:: Task instructions ::
Filter out everything except lines holding "Canarias".

:: Dataset records ::
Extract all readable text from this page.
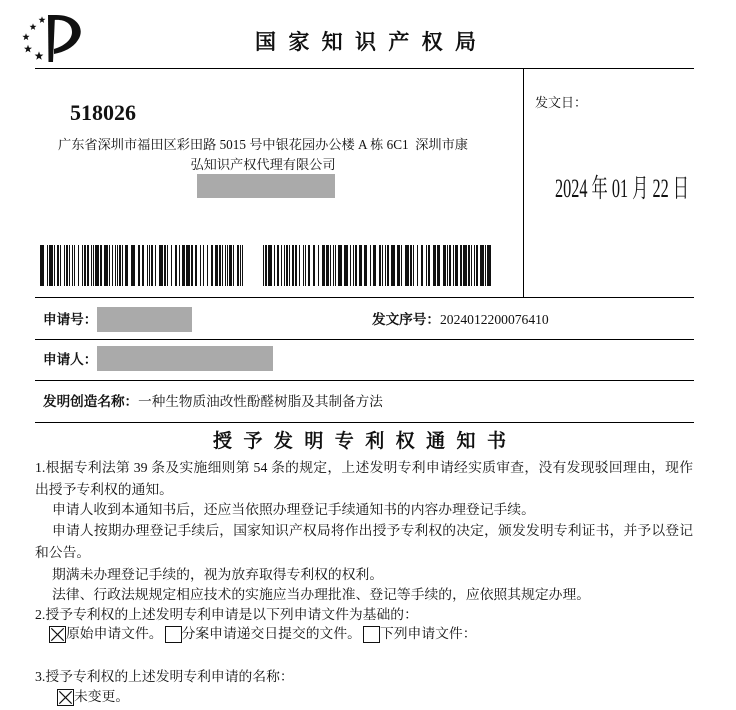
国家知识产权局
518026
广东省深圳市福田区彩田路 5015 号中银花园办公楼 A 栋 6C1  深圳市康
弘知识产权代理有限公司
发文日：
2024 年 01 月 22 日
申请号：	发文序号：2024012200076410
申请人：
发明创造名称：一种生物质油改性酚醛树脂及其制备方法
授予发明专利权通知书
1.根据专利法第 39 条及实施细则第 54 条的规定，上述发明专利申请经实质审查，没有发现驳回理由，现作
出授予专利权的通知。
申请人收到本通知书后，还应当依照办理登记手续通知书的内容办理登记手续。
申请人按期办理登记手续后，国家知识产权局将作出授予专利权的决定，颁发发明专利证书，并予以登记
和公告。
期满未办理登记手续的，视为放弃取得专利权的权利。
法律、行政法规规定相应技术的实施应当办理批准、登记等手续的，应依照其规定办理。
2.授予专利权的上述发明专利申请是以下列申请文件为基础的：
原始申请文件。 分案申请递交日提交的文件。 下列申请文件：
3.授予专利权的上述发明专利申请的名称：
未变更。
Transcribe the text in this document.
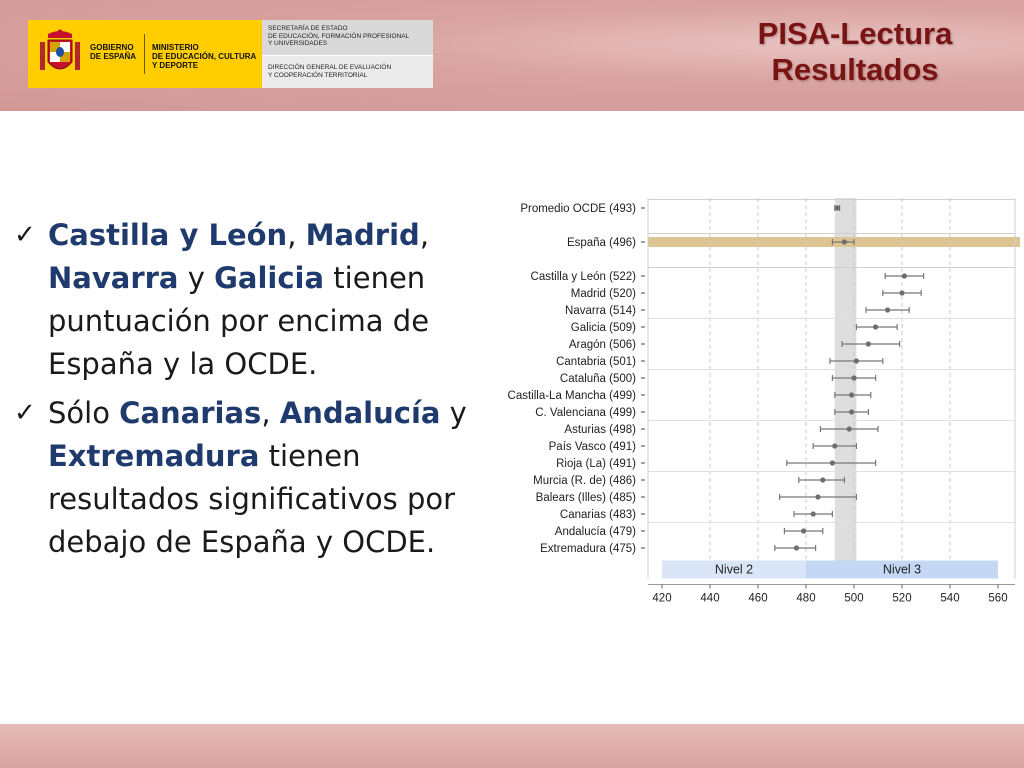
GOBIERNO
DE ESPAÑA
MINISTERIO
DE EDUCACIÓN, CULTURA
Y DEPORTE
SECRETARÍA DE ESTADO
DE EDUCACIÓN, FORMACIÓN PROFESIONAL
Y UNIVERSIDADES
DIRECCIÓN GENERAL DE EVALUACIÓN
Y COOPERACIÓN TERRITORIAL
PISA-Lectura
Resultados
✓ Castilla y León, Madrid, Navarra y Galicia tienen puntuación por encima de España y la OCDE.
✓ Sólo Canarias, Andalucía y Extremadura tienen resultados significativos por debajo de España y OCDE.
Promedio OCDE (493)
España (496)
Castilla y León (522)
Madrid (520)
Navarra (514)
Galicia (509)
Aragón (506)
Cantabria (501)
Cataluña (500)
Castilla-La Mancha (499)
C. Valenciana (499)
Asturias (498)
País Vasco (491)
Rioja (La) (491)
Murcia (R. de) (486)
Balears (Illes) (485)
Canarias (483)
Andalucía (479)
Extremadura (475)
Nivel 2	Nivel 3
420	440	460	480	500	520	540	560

:: Response ::
✓ Sólo Canarias, Andalucía y Extremadura tienen resultados significativos por debajo de España y OCDE.
Canarias (483)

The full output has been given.